§ **What to produce**
Faithfully return all lines, omitting every embedded picture.

§ **Stored items from a collection**
--*--

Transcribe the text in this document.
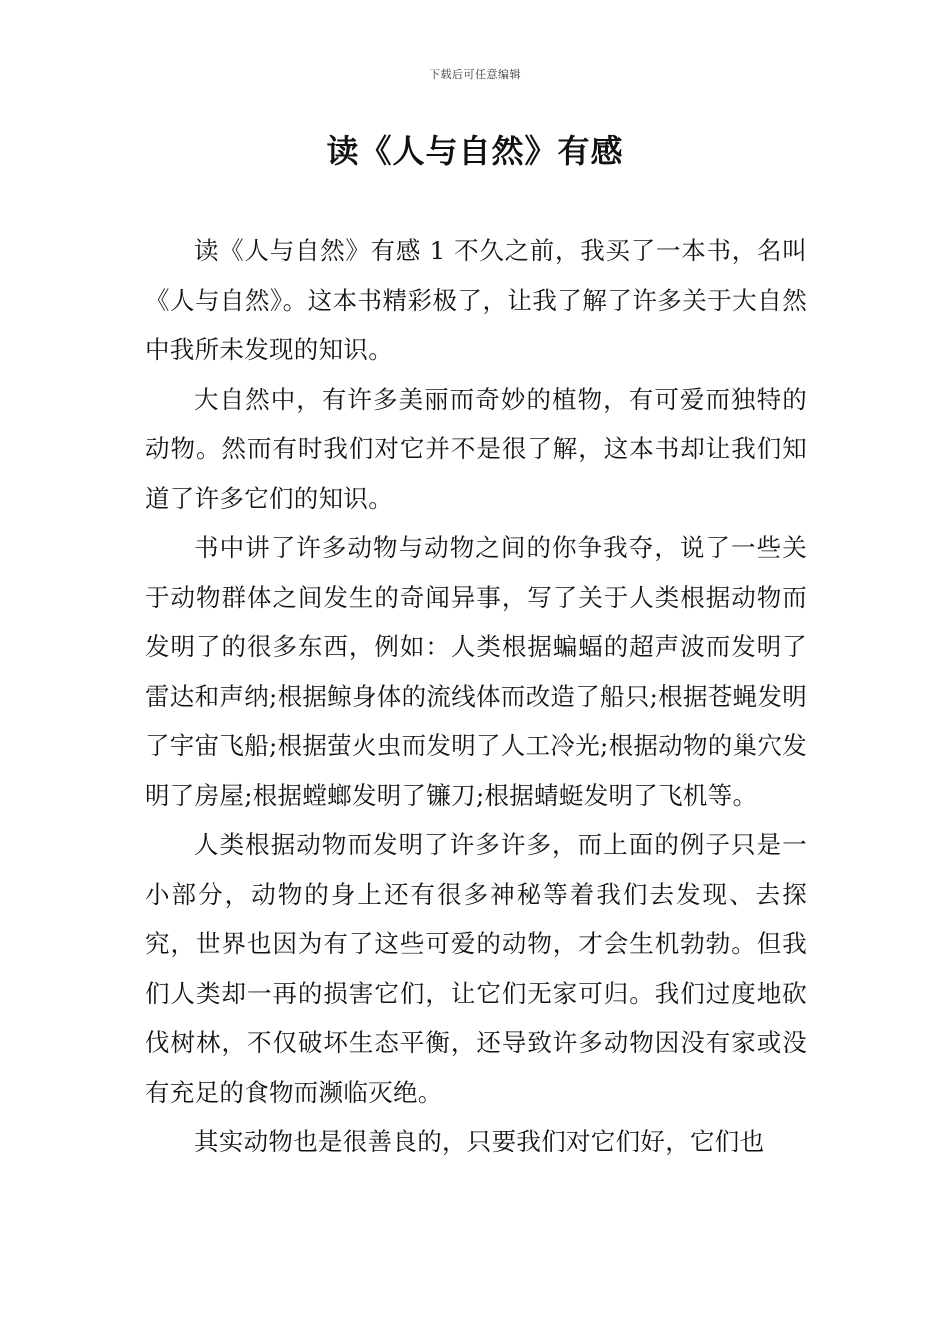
下载后可任意编辑
读《人与自然》有感

读《人与自然》有感 1 不久之前，我买了一本书，名叫《人与自然》。这本书精彩极了，让我了解了许多关于大自然中我所未发现的知识。

大自然中，有许多美丽而奇妙的植物，有可爱而独特的动物。然而有时我们对它并不是很了解，这本书却让我们知道了许多它们的知识。

书中讲了许多动物与动物之间的你争我夺，说了一些关于动物群体之间发生的奇闻异事，写了关于人类根据动物而发明了的很多东西，例如：人类根据蝙蝠的超声波而发明了雷达和声纳;根据鲸身体的流线体而改造了船只;根据苍蝇发明了宇宙飞船;根据萤火虫而发明了人工冷光;根据动物的巢穴发明了房屋;根据螳螂发明了镰刀;根据蜻蜓发明了飞机等。

人类根据动物而发明了许多许多，而上面的例子只是一小部分，动物的身上还有很多神秘等着我们去发现、去探究，世界也因为有了这些可爱的动物，才会生机勃勃。但我们人类却一再的损害它们，让它们无家可归。我们过度地砍伐树林，不仅破坏生态平衡，还导致许多动物因没有家或没有充足的食物而濒临灭绝。

其实动物也是很善良的，只要我们对它们好，它们也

--*--

§ **Answer to the problem**
Transcribe the text in this document.
下载后可任意编辑
读《人与自然》有感

读《人与自然》有感 1 不久之前，我买了一本书，名叫《人与自然》。这本书精彩极了，让我了解了许多关于大自然中我所未发现的知识。

大自然中，有许多美丽而奇妙的植物，有可爱而独特的动物。然而有时我们对它并不是很了解，这本书却让我们知道了许多它们的知识。

书中讲了许多动物与动物之间的你争我夺，说了一些关于动物群体之间发生的奇闻异事，写了关于人类根据动物而发明了的很多东西，例如：人类根据蝙蝠的超声波而发明了雷达和声纳;根据鲸身体的流线体而改造了船只;根据苍蝇发明了宇宙飞船;根据萤火虫而发明了人工冷光;根据动物的巢穴发明了房屋;根据螳螂发明了镰刀;根据蜻蜓发明了飞机等。

人类根据动物而发明了许多许多，而上面的例子只是一小部分，动物的身上还有很多神秘等着我们去发现、去探究，世界也因为有了这些可爱的动物，才会生机勃勃。但我们人类却一再的损害它们，让它们无家可归。我们过度地砍伐树林，不仅破坏生态平衡，还导致许多动物因没有家或没有充足的食物而濒临灭绝。

其实动物也是很善良的，只要我们对它们好，它们也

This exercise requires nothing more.